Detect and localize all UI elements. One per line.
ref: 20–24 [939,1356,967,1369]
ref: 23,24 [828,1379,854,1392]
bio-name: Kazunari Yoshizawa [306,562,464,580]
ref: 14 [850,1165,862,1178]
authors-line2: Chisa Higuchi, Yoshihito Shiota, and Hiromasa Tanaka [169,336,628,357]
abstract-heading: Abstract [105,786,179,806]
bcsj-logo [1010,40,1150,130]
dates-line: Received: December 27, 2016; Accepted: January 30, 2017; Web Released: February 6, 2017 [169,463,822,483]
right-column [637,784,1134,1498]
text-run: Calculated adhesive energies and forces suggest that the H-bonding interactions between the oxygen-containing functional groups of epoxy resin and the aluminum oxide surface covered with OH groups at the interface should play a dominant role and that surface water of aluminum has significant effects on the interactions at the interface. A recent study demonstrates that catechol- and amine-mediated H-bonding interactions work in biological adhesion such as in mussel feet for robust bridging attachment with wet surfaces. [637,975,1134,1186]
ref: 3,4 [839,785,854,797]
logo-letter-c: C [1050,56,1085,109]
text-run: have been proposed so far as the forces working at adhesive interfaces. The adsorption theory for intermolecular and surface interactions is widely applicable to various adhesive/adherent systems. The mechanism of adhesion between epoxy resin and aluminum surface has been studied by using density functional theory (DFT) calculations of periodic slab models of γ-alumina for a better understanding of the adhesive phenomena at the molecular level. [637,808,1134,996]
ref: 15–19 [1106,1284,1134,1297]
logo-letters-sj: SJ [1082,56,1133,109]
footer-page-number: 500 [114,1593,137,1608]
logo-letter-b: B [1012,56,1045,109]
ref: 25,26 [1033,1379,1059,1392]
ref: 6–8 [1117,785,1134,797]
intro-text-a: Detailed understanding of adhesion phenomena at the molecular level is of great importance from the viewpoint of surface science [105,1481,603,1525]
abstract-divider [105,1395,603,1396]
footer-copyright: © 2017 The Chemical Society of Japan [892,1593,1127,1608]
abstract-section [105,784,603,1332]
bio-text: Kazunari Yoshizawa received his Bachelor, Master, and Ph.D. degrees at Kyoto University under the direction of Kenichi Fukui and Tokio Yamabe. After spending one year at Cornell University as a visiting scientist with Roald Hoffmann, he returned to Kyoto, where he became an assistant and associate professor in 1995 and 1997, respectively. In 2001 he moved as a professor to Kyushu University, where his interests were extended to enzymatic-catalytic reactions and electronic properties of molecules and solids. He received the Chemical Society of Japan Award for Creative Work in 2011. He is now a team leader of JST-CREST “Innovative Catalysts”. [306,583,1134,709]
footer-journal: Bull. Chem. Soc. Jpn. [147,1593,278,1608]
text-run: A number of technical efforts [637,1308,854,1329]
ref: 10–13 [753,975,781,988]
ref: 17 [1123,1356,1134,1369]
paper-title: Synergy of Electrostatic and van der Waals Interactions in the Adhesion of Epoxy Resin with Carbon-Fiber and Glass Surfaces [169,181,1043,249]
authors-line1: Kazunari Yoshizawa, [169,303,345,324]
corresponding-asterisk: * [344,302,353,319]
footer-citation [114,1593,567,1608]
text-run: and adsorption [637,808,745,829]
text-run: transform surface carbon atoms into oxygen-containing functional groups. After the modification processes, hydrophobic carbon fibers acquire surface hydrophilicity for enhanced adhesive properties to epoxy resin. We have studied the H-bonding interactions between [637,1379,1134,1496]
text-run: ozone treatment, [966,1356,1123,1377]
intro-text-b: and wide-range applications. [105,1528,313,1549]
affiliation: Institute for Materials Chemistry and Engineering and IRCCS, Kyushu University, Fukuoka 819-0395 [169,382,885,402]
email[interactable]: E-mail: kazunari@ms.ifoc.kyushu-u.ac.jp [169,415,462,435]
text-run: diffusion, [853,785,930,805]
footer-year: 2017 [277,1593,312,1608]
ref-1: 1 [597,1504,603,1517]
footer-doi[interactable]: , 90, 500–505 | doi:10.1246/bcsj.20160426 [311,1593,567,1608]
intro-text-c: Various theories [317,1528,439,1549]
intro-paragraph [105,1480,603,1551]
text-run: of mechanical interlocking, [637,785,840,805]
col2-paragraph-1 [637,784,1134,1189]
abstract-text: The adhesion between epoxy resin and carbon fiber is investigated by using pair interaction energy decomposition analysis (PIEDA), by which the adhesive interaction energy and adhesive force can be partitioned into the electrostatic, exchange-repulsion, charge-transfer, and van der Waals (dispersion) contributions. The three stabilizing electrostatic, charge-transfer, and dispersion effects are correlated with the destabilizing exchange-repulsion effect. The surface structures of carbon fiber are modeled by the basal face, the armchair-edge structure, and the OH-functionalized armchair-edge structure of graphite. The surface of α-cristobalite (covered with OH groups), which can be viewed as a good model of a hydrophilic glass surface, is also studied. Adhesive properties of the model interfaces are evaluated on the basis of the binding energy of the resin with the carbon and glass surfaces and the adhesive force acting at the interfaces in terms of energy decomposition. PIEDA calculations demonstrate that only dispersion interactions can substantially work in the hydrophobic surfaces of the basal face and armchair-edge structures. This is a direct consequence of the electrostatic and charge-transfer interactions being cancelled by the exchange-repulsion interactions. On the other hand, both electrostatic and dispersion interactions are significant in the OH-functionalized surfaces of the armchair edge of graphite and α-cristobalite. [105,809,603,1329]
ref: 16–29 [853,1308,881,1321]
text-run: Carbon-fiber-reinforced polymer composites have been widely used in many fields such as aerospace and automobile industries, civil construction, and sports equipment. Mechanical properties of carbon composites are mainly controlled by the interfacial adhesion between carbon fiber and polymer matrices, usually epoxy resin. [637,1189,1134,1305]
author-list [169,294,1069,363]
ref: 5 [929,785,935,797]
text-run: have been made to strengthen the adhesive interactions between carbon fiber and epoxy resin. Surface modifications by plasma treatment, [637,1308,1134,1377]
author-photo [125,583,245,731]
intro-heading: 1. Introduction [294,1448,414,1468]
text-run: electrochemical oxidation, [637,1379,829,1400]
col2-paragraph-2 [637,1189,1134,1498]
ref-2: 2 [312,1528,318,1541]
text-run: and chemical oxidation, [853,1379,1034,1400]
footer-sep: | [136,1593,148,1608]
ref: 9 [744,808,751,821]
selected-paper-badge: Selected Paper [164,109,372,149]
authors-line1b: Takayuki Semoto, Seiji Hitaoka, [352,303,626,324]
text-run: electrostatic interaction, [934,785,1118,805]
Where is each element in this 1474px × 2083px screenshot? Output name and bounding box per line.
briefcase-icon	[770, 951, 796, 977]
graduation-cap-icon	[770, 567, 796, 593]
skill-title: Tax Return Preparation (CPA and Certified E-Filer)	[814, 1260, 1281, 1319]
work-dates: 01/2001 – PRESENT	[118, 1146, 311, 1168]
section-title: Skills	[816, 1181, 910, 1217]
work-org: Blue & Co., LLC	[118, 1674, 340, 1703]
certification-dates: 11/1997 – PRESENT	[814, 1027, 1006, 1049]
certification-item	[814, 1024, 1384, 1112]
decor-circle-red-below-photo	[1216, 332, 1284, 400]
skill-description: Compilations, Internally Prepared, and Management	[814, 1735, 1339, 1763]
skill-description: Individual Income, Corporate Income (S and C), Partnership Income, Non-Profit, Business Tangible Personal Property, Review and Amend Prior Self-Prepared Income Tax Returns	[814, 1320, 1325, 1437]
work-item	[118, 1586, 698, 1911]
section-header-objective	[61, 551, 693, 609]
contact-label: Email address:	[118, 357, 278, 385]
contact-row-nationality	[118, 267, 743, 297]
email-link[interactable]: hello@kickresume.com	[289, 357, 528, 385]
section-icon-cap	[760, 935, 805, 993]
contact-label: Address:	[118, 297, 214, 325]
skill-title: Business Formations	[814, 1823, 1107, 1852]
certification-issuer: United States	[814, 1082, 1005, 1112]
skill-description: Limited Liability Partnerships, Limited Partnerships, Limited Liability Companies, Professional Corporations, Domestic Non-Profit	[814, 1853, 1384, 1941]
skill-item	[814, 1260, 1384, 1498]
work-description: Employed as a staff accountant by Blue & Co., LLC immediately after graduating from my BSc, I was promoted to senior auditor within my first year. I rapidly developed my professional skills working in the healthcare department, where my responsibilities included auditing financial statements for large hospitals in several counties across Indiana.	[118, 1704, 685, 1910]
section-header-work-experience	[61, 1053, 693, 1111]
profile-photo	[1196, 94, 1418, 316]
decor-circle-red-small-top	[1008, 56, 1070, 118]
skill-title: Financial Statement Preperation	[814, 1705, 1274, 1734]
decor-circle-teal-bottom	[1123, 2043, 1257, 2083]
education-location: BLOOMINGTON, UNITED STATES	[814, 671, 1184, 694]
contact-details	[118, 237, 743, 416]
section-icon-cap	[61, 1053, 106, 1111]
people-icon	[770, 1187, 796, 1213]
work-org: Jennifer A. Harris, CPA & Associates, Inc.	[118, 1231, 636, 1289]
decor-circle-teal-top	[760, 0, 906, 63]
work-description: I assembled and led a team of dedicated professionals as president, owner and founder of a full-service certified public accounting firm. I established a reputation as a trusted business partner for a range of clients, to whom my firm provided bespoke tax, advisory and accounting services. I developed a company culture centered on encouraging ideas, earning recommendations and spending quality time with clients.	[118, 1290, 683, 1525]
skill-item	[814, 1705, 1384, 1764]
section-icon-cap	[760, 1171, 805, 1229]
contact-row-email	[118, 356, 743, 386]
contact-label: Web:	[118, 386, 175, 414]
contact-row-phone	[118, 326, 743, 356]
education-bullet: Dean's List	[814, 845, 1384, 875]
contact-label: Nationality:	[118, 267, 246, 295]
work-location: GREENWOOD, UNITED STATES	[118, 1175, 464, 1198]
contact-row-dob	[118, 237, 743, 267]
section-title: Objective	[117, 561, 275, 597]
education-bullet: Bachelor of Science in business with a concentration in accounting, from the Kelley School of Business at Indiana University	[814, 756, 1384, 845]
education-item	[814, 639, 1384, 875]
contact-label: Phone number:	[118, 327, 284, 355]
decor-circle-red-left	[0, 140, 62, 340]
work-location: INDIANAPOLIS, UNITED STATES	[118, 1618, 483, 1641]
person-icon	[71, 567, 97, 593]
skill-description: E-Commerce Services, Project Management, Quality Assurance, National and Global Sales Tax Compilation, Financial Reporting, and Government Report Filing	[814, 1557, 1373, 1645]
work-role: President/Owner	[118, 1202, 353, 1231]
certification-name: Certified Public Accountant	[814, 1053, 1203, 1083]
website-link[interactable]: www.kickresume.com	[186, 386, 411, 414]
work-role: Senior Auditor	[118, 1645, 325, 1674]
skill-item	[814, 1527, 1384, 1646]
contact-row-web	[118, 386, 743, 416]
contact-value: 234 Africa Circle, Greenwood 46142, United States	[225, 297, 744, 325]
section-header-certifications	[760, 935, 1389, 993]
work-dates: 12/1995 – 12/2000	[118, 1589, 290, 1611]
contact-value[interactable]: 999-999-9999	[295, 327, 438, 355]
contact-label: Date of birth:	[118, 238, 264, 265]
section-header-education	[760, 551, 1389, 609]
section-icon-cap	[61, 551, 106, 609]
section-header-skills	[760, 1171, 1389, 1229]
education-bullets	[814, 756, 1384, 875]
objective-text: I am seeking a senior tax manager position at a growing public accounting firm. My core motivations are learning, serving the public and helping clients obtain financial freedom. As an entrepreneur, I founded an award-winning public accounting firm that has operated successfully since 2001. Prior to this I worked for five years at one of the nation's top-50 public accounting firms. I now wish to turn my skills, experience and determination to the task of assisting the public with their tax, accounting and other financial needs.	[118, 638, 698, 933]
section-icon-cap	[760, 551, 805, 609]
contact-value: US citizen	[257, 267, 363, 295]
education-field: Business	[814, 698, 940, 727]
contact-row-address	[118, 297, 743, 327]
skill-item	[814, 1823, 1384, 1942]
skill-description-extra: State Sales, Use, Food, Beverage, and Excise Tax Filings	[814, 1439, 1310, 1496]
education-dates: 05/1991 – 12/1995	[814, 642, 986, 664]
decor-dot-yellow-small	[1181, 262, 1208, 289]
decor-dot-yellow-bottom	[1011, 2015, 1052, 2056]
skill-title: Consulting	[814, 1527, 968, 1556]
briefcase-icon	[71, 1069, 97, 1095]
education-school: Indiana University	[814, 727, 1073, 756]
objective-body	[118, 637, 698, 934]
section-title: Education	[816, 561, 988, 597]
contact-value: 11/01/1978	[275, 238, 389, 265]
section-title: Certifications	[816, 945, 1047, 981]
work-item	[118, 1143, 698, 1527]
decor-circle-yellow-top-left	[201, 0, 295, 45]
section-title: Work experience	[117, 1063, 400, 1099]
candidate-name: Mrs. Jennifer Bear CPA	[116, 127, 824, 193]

★ ★ ★ ★

• [WHAT THIS TASK INVOLVES]: Copy the items word for word, from the first line down to and including the line that contains "right-column [637,784,1134,1498]".

• [TASK RESULT]:
Detect and localize all UI elements. One per line.
ref: 20–24 [939,1356,967,1369]
ref: 23,24 [828,1379,854,1392]
bio-name: Kazunari Yoshizawa [306,562,464,580]
ref: 14 [850,1165,862,1178]
authors-line2: Chisa Higuchi, Yoshihito Shiota, and Hiromasa Tanaka [169,336,628,357]
abstract-heading: Abstract [105,786,179,806]
bcsj-logo [1010,40,1150,130]
dates-line: Received: December 27, 2016; Accepted: January 30, 2017; Web Released: February 6, 2017 [169,463,822,483]
right-column [637,784,1134,1498]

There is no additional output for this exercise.